■ Условие задачи: Замените «Томасом Манном» на «писателем» и перепишите часть текста о последних годах Томаса Манна в Германии. Начните с места, где стоят слова «Замысел этот возник», и закончите словами «очередной заграничной поездки.».

■ Текст:
Замысел этот возник у него незадолго до его пятидесятилетия, а окончательно выполнен был на исходе шестого десятка. Каких только отвлечений от труда, затеянного сразу после «Волшебной горы», не требовала потом жизнь, как только не влияла потом на самый этот труд своими вторжениями! Но сейчас нам предстоит рассказать о последних годах, прожитых Томасом Манном на немецкой земле, о тех «почестях», «почестях» в широком, томасманновском смысле слова, — мы это объясним, — которые выпали на его долю за эти несколько лет, «почестях», к которым в равной степени относятся и всякого рода чествования, и Нобелевская премия, и нападки в нацистской печати, и все-таки неожиданное, хотя он давно считался с возможностью своей эмиграции, невозвращение в обжитой дом, к оставленной там рукописи «Иосифа», из очередной заграничной поездки.

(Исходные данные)
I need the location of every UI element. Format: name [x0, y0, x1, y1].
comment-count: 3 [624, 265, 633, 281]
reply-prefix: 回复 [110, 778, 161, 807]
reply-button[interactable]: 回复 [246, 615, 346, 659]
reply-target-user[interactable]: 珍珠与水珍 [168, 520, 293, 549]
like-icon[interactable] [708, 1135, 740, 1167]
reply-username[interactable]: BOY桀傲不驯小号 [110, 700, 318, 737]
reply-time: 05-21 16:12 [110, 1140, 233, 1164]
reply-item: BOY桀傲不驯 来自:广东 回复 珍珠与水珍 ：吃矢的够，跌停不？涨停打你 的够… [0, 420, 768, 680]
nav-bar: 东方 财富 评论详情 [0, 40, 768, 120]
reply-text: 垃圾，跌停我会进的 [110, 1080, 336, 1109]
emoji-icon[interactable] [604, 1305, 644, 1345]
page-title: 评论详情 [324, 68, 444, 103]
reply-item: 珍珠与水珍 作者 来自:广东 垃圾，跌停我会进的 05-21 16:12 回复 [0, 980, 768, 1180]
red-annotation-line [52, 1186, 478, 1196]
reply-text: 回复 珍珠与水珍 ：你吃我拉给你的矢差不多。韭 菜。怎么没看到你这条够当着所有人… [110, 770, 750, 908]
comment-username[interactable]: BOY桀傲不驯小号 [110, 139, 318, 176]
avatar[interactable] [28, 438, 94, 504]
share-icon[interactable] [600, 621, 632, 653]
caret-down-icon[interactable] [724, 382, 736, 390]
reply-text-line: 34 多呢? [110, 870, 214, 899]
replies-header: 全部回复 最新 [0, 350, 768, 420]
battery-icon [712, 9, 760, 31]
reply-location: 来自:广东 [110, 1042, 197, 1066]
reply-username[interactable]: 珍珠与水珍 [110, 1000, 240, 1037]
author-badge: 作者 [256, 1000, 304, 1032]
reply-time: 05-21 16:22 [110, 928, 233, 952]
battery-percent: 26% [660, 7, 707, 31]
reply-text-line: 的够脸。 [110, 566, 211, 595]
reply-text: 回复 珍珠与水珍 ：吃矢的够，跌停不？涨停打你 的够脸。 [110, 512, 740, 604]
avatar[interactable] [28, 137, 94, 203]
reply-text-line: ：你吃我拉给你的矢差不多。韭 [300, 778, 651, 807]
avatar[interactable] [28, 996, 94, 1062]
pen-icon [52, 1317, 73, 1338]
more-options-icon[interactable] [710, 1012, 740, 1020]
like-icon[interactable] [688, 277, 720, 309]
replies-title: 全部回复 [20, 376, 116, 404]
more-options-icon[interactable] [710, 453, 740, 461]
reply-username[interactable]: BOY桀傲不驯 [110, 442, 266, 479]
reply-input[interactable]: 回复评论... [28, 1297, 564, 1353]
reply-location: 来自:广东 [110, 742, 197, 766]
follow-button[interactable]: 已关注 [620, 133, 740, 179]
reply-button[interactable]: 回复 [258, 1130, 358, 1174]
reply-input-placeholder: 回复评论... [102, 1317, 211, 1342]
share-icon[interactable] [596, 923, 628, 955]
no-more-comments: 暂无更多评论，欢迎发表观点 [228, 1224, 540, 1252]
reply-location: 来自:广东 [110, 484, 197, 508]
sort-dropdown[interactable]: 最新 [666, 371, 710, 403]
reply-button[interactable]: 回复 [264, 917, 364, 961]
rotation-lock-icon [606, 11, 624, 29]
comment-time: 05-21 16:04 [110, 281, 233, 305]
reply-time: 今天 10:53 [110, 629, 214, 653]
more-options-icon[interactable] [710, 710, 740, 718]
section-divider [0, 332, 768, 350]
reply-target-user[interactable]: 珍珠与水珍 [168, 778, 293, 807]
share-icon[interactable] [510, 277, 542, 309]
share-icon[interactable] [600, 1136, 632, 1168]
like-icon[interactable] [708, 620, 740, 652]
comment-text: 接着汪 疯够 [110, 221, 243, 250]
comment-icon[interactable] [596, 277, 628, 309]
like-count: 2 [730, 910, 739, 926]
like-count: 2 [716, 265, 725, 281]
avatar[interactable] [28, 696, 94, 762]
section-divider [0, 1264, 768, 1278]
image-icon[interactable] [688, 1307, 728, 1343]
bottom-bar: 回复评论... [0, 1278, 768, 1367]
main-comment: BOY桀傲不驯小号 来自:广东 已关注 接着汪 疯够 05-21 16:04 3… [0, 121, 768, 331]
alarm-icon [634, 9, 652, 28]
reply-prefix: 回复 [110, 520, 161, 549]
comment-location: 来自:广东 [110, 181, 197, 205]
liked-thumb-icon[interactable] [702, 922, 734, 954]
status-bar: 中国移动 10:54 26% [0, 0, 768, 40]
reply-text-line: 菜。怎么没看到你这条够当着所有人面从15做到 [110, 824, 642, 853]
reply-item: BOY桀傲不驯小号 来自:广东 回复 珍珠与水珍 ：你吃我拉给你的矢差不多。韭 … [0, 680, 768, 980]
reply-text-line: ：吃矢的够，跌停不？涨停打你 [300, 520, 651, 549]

■ Ответ на задание:
Замысел этот возник у него незадолго до его пятидесятилетия, а окончательно выполнен был на исходе шестого десятка. Каких только отвлечений от труда, затеянного сразу после «Волшебной горы», не требовала потом жизнь, как только не влияла потом на самый этот труд своими вторжениями! Но сейчас нам предстоит рассказать о последних годах, прожитых писателем на немецкой земле, о тех «почестях», «почестях» в широком, томасманновском смысле слова, — мы это объясним, — которые выпали на его долю за эти несколько лет, «почестях», к которым в равной степени относятся и всякого рода чествования, и Нобелевская премия, и нападки в нацистской печати, и все-таки неожиданное, хотя он давно считался с возможностью своей эмиграции, невозвращение в обжитой дом, к оставленной там рукописи «Иосифа», из очередной заграничной поездки.